**SET EXERCISE**
Show all lines holding the string "mvdedup".

**GIVEN DATA**
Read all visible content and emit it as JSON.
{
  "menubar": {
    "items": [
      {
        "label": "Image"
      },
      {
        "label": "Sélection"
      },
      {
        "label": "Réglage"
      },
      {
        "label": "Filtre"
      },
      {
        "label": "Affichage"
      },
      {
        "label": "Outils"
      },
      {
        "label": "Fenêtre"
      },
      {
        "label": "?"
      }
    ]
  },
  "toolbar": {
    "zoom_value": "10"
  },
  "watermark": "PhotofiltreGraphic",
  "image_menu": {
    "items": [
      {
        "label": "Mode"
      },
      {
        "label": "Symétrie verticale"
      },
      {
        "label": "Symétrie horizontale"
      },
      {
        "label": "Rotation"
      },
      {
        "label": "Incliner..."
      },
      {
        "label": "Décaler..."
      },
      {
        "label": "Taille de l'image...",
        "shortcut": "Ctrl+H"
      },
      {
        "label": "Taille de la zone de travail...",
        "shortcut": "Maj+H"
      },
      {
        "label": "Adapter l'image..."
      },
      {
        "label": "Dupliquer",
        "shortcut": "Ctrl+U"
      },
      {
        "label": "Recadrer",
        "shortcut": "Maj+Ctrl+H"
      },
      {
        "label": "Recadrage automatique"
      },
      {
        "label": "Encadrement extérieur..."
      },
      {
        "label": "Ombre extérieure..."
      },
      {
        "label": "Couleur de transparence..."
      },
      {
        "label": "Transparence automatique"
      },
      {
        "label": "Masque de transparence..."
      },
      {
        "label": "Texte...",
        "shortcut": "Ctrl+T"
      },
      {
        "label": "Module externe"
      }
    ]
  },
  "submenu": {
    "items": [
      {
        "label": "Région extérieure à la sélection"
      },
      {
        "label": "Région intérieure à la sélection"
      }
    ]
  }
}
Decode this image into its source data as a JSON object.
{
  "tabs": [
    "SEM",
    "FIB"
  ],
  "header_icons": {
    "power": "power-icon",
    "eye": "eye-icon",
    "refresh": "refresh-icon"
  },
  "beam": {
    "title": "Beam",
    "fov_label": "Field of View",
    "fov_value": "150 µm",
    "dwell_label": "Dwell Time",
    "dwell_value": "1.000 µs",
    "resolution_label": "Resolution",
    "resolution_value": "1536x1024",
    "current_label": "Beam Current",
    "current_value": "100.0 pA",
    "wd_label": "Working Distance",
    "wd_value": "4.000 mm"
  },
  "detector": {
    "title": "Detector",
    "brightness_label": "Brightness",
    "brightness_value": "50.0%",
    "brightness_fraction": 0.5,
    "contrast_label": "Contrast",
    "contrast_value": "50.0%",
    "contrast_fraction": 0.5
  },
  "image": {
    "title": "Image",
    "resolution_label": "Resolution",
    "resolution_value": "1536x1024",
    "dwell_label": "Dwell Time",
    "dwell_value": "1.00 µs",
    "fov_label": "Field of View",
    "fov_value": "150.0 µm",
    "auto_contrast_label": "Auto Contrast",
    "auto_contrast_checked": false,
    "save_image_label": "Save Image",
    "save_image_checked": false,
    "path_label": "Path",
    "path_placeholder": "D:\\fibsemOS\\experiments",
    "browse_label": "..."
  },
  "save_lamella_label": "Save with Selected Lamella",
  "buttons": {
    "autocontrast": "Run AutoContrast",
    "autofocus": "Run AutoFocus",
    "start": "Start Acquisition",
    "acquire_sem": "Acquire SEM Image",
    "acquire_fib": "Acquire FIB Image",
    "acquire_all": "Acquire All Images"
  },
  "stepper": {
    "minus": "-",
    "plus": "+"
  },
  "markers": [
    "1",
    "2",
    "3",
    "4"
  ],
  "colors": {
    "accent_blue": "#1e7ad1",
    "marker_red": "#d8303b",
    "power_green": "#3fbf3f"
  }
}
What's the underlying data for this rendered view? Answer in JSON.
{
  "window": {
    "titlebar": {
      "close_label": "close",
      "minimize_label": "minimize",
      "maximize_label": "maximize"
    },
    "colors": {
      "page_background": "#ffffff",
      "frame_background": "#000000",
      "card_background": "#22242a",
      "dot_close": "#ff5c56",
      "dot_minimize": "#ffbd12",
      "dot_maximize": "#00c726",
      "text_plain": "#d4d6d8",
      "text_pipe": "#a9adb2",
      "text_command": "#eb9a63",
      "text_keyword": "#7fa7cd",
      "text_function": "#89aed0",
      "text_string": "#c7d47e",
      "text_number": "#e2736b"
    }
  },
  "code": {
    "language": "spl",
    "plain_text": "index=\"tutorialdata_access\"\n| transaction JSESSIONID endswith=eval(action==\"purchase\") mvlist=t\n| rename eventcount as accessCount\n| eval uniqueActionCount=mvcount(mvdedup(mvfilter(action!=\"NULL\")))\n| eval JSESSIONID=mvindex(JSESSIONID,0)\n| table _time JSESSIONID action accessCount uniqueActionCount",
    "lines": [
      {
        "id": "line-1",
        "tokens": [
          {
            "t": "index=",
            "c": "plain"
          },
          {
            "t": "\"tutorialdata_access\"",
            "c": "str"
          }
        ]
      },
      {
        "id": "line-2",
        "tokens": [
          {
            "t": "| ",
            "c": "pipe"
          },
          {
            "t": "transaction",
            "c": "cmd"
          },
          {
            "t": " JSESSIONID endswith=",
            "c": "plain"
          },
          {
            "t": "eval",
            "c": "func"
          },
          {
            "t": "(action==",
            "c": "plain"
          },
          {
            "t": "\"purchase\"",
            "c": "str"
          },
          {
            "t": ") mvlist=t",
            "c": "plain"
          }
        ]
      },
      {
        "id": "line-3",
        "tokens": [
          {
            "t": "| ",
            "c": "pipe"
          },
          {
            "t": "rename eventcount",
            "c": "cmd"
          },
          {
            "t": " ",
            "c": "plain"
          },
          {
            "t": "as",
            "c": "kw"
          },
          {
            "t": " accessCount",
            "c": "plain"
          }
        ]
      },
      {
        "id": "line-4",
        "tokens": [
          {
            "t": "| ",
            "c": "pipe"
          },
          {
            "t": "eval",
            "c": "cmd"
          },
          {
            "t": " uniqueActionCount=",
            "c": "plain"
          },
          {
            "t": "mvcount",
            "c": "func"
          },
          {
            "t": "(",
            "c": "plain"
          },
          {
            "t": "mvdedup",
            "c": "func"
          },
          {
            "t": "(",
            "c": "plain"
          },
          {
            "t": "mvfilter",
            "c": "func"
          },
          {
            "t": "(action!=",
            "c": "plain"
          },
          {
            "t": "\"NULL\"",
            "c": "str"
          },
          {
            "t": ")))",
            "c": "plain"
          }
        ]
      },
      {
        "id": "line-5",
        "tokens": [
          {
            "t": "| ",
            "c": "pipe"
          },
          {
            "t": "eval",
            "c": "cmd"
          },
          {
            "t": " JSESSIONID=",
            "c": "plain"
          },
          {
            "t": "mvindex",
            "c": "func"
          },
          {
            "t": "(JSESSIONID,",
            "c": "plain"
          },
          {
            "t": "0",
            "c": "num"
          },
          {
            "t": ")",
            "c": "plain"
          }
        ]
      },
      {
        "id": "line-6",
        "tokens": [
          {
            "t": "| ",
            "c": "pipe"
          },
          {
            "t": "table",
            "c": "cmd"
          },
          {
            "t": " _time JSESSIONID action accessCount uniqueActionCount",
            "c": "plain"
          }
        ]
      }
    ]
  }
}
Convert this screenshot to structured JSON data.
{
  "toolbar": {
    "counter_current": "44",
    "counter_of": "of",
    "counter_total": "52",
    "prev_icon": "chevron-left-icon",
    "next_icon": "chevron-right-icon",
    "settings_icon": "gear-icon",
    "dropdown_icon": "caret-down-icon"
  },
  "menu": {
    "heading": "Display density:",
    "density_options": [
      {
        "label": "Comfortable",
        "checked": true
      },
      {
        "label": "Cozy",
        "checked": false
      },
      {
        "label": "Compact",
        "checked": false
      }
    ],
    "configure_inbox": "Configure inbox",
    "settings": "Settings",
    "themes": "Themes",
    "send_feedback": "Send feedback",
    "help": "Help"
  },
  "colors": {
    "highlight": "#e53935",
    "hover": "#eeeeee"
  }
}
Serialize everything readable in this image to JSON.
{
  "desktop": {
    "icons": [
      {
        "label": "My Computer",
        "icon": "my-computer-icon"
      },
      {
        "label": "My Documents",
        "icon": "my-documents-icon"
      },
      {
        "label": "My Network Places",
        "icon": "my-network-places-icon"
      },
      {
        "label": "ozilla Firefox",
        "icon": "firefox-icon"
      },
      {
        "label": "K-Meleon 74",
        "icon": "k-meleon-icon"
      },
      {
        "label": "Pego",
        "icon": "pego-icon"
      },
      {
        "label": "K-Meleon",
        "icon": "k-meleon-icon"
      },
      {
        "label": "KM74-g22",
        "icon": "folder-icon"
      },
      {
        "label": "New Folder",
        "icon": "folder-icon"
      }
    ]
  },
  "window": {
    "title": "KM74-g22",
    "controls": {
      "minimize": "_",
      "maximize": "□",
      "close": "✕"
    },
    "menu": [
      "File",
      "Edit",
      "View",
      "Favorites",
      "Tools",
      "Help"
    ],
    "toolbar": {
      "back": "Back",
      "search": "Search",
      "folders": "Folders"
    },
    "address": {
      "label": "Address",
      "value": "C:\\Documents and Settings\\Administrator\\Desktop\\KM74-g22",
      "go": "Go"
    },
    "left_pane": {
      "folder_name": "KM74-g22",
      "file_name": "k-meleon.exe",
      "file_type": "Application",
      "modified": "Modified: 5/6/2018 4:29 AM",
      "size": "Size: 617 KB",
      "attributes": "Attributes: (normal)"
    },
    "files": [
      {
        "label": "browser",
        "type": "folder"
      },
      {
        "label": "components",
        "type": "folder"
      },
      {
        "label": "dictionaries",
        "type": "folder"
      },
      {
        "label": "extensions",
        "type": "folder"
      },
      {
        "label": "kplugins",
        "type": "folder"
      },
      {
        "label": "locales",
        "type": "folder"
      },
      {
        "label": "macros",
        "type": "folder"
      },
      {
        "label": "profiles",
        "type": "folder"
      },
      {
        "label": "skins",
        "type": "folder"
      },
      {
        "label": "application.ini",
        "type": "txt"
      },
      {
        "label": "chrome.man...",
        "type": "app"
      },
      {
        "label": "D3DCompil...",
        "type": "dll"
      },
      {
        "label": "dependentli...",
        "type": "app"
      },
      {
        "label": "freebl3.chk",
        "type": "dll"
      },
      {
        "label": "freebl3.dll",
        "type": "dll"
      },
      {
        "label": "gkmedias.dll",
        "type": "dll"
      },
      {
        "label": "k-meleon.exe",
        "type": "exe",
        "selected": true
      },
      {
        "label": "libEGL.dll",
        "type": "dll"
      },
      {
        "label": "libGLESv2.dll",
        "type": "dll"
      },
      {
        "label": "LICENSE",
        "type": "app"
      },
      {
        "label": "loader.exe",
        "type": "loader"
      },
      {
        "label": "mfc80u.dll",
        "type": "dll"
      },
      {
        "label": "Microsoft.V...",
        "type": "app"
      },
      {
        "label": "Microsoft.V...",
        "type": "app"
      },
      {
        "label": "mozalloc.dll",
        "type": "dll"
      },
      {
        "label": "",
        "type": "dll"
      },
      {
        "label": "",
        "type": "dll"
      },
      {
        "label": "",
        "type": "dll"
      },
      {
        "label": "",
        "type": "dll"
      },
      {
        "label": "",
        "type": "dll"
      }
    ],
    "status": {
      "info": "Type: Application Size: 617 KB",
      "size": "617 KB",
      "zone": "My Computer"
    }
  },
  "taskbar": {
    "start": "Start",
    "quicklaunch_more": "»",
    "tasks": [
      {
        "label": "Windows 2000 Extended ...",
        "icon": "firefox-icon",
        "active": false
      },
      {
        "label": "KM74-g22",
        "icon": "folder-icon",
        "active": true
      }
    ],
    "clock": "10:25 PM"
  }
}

**OUTPUT OF THE EXERCISE**
    "plain_text": "index=\"tutorialdata_access\"\n| transaction JSESSIONID endswith=eval(action==\"purchase\") mvlist=t\n| rename eventcount as accessCount\n| eval uniqueActionCount=mvcount(mvdedup(mvfilter(action!=\"NULL\")))\n| eval JSESSIONID=mvindex(JSESSIONID,0)\n| table _time JSESSIONID action accessCount uniqueActionCount",
            "t": "mvdedup",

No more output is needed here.